_Requirements:_ Each entry below should be reproduced character for character.
>>>
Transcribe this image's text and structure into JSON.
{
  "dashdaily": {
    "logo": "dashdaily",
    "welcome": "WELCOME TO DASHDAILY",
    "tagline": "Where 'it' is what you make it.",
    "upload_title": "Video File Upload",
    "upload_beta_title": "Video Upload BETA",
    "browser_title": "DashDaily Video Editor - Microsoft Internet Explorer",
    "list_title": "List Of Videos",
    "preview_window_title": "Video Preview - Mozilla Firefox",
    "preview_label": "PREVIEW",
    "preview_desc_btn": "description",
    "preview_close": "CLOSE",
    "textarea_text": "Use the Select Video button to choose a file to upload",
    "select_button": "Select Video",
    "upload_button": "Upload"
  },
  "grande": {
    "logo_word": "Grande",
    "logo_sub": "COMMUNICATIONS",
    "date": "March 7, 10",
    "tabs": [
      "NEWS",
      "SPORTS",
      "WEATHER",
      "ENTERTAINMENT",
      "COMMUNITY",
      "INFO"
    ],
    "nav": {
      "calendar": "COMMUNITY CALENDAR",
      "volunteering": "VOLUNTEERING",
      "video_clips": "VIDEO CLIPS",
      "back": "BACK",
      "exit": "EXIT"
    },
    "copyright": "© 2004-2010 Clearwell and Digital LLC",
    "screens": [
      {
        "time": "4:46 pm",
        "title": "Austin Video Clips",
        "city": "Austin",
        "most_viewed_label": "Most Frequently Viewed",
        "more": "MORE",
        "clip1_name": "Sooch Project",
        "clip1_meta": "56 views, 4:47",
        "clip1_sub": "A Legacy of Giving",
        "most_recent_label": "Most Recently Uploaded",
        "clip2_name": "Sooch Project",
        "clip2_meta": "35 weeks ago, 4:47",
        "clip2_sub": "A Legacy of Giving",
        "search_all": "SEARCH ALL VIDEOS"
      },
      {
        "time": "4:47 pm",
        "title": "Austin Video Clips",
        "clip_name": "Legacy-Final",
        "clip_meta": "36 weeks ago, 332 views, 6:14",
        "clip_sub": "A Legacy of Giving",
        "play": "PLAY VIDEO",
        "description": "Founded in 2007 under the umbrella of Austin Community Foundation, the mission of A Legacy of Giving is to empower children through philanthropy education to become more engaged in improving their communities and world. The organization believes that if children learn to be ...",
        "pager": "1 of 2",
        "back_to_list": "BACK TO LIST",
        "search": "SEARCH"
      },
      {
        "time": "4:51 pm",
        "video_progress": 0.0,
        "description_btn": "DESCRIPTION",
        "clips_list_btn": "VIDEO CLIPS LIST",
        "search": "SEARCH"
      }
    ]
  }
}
<<<
_Task solution:_
Transcribe this image's text and structure into JSON.
{
  "dashdaily": {
    "logo": "dashdaily",
    "welcome": "WELCOME TO DASHDAILY",
    "tagline": "Where 'it' is what you make it.",
    "upload_title": "Video File Upload",
    "upload_beta_title": "Video Upload BETA",
    "browser_title": "DashDaily Video Editor - Microsoft Internet Explorer",
    "list_title": "List Of Videos",
    "preview_window_title": "Video Preview - Mozilla Firefox",
    "preview_label": "PREVIEW",
    "preview_desc_btn": "description",
    "preview_close": "CLOSE",
    "textarea_text": "Use the Select Video button to choose a file to upload",
    "select_button": "Select Video",
    "upload_button": "Upload"
  },
  "grande": {
    "logo_word": "Grande",
    "logo_sub": "COMMUNICATIONS",
    "date": "March 7, 10",
    "tabs": [
      "NEWS",
      "SPORTS",
      "WEATHER",
      "ENTERTAINMENT",
      "COMMUNITY",
      "INFO"
    ],
    "nav": {
      "calendar": "COMMUNITY CALENDAR",
      "volunteering": "VOLUNTEERING",
      "video_clips": "VIDEO CLIPS",
      "back": "BACK",
      "exit": "EXIT"
    },
    "copyright": "© 2004-2010 Clearwell and Digital LLC",
    "screens": [
      {
        "time": "4:46 pm",
        "title": "Austin Video Clips",
        "city": "Austin",
        "most_viewed_label": "Most Frequently Viewed",
        "more": "MORE",
        "clip1_name": "Sooch Project",
        "clip1_meta": "56 views, 4:47",
        "clip1_sub": "A Legacy of Giving",
        "most_recent_label": "Most Recently Uploaded",
        "clip2_name": "Sooch Project",
        "clip2_meta": "35 weeks ago, 4:47",
        "clip2_sub": "A Legacy of Giving",
        "search_all": "SEARCH ALL VIDEOS"
      },
      {
        "time": "4:47 pm",
        "title": "Austin Video Clips",
        "clip_name": "Legacy-Final",
        "clip_meta": "36 weeks ago, 332 views, 6:14",
        "clip_sub": "A Legacy of Giving",
        "play": "PLAY VIDEO",
        "description": "Founded in 2007 under the umbrella of Austin Community Foundation, the mission of A Legacy of Giving is to empower children through philanthropy education to become more engaged in improving their communities and world. The organization believes that if children learn to be ...",
        "pager": "1 of 2",
        "back_to_list": "BACK TO LIST",
        "search": "SEARCH"
      },
      {
        "time": "4:51 pm",
        "video_progress": 0.0,
        "description_btn": "DESCRIPTION",
        "clips_list_btn": "VIDEO CLIPS LIST",
        "search": "SEARCH"
      }
    ]
  }
}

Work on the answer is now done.